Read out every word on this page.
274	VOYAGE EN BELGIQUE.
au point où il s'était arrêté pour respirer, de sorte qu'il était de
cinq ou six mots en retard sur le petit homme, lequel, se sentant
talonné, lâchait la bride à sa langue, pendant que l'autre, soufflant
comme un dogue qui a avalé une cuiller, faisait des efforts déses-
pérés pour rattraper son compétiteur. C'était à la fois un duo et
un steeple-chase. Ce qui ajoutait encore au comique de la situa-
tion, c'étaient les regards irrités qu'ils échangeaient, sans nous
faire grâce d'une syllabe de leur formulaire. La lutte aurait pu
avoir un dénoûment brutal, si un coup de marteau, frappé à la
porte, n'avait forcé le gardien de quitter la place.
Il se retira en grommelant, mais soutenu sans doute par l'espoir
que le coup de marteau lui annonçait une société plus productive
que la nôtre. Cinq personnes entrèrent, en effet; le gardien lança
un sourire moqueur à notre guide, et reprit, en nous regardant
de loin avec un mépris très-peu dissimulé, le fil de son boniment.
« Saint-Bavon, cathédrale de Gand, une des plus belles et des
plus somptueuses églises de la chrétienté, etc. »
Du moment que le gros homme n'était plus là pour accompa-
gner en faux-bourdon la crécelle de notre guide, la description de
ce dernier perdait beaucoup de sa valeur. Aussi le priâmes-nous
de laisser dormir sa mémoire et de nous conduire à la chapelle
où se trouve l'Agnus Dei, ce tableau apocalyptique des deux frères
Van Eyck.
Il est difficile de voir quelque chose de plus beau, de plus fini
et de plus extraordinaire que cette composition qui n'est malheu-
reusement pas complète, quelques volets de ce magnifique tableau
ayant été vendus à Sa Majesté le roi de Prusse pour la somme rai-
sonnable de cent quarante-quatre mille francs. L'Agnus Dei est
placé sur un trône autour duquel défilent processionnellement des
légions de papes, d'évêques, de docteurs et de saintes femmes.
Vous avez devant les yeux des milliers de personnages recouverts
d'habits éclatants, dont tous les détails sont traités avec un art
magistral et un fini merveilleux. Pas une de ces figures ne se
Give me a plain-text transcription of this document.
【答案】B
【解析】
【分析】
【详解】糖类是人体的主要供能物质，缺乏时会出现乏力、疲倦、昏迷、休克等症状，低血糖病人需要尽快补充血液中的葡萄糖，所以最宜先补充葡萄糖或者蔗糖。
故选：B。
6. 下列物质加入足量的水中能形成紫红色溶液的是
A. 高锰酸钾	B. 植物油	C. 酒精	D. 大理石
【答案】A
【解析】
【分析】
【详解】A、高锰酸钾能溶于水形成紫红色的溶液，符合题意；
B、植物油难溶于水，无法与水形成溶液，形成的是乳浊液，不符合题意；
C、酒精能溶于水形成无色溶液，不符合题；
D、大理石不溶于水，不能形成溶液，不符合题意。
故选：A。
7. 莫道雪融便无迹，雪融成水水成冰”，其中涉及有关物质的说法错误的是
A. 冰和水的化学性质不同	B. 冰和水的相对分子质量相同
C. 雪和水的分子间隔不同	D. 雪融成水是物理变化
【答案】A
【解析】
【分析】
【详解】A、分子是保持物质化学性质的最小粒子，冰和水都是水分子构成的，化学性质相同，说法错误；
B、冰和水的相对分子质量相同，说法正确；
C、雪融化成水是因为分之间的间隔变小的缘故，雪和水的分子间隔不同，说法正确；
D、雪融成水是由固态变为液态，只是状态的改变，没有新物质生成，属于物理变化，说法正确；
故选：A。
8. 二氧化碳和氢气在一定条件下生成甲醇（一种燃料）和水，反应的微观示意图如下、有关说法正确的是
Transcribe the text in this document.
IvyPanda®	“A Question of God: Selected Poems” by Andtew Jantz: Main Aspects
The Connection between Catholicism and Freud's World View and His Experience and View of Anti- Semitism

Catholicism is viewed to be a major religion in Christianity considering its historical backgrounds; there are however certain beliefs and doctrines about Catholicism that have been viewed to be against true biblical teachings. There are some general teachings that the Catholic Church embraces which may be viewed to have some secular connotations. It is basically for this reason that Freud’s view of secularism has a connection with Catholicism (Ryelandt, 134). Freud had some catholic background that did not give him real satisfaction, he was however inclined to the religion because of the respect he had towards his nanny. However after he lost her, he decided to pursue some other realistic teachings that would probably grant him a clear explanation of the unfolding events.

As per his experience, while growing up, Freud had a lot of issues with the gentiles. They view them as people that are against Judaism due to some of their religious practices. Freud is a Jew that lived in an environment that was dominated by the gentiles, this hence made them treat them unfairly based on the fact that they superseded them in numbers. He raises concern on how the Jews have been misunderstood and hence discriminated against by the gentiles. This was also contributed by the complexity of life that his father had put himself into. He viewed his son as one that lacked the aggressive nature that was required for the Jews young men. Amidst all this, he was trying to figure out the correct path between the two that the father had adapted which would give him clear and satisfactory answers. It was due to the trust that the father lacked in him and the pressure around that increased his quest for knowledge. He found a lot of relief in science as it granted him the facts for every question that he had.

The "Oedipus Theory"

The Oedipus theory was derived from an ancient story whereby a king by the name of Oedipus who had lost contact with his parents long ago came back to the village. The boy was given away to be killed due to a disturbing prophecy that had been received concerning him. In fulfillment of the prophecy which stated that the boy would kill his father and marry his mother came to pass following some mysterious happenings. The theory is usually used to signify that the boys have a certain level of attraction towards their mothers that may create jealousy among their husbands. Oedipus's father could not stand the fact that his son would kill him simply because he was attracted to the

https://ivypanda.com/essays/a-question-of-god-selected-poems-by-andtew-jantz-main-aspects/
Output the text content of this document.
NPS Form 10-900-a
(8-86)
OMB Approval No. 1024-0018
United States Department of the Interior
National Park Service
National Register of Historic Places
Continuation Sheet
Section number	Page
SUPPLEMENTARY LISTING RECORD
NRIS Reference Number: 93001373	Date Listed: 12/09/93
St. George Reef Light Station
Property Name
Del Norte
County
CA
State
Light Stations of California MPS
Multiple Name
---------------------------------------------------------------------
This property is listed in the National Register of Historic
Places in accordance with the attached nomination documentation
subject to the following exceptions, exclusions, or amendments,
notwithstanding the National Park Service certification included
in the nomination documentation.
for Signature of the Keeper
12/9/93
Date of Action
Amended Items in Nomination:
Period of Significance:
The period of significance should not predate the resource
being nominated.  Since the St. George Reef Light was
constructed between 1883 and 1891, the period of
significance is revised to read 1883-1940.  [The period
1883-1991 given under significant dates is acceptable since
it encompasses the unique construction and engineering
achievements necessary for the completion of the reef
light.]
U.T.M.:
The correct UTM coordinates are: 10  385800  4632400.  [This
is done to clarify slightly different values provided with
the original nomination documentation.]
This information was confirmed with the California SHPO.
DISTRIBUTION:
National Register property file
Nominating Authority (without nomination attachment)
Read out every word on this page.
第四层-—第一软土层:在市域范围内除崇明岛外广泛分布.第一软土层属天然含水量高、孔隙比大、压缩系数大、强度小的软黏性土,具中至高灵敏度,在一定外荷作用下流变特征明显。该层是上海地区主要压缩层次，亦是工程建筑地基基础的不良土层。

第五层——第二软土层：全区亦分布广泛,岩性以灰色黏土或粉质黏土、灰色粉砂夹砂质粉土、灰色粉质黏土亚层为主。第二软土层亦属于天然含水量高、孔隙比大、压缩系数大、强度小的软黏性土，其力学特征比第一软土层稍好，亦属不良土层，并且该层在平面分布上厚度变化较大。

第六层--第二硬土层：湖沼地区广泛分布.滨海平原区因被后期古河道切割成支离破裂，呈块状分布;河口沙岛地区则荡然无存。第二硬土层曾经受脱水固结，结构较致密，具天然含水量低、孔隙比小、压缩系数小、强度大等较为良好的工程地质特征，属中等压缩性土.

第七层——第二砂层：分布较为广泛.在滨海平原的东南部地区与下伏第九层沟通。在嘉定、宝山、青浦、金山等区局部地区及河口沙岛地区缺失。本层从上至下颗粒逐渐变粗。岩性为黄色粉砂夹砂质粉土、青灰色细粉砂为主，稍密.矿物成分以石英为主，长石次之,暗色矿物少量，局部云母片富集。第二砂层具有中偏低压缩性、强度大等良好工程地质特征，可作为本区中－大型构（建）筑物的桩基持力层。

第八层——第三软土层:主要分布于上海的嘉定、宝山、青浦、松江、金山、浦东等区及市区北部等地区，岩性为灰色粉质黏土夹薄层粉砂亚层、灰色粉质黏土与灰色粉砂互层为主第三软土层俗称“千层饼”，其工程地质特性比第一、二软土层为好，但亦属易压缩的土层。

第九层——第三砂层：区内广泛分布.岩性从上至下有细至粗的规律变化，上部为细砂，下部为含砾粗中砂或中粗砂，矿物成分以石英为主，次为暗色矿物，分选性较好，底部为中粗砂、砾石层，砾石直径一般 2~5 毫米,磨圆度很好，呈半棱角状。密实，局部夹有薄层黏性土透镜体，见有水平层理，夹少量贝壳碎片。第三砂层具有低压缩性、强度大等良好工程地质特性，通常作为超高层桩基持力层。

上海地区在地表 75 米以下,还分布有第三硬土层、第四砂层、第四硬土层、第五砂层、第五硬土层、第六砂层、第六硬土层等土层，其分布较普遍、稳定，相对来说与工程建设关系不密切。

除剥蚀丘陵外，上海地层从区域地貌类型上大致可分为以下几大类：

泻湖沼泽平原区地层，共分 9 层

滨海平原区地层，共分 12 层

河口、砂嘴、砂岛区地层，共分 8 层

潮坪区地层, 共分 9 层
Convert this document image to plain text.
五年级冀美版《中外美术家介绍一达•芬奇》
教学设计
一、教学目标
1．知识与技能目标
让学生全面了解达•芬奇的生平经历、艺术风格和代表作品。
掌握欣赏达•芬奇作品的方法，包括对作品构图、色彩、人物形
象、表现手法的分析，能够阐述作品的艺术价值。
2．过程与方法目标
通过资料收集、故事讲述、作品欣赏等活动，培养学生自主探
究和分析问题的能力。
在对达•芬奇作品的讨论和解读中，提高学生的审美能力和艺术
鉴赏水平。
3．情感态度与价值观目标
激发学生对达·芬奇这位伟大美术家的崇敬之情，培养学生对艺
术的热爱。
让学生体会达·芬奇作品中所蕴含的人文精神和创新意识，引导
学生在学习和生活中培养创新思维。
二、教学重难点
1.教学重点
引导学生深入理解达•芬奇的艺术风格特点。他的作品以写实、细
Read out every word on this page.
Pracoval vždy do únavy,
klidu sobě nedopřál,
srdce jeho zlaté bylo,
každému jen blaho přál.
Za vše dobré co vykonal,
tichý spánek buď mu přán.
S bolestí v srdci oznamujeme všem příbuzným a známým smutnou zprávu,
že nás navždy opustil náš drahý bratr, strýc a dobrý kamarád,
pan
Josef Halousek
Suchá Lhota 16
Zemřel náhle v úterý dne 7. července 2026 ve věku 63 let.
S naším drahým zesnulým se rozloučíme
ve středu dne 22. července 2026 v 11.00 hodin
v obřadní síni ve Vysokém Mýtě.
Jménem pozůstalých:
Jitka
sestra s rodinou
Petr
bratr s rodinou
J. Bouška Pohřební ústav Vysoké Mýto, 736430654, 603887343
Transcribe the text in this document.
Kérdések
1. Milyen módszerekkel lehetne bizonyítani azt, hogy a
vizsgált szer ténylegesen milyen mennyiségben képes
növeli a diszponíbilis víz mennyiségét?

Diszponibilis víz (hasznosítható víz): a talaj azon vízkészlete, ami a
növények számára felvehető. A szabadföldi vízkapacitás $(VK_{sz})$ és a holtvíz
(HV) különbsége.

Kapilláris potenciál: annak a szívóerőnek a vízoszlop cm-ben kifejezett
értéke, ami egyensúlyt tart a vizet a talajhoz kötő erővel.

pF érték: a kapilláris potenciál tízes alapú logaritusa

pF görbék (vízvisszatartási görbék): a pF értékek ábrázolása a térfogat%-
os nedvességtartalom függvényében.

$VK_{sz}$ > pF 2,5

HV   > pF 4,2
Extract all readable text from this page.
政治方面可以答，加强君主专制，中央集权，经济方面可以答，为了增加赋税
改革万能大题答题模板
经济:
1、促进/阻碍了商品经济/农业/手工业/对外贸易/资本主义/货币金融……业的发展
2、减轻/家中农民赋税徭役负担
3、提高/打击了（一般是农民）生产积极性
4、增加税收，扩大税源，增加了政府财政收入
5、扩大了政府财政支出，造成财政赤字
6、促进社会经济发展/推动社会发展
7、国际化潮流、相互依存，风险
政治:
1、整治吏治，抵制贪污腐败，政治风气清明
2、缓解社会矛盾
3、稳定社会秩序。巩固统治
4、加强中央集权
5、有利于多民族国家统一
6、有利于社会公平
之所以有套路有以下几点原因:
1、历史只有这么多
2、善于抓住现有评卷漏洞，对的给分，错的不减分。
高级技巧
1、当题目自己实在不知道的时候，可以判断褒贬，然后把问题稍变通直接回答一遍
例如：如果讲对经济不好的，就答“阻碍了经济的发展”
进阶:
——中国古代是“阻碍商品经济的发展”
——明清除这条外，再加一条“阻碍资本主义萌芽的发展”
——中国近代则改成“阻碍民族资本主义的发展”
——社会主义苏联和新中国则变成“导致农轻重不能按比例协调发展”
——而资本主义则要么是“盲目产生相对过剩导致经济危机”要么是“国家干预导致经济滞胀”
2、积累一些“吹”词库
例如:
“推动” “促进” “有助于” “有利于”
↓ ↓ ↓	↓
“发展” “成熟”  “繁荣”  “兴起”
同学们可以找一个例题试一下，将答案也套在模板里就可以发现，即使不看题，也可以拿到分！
..........
GIVEN EXERCISE -
Return only those lines of the records that contain the string "avec".

FINISHED TASK -
de loin avec un mépris très-peu dissimulé, le fil de son boniment.
d'habits éclatants, dont tous les détails sont traités avec un art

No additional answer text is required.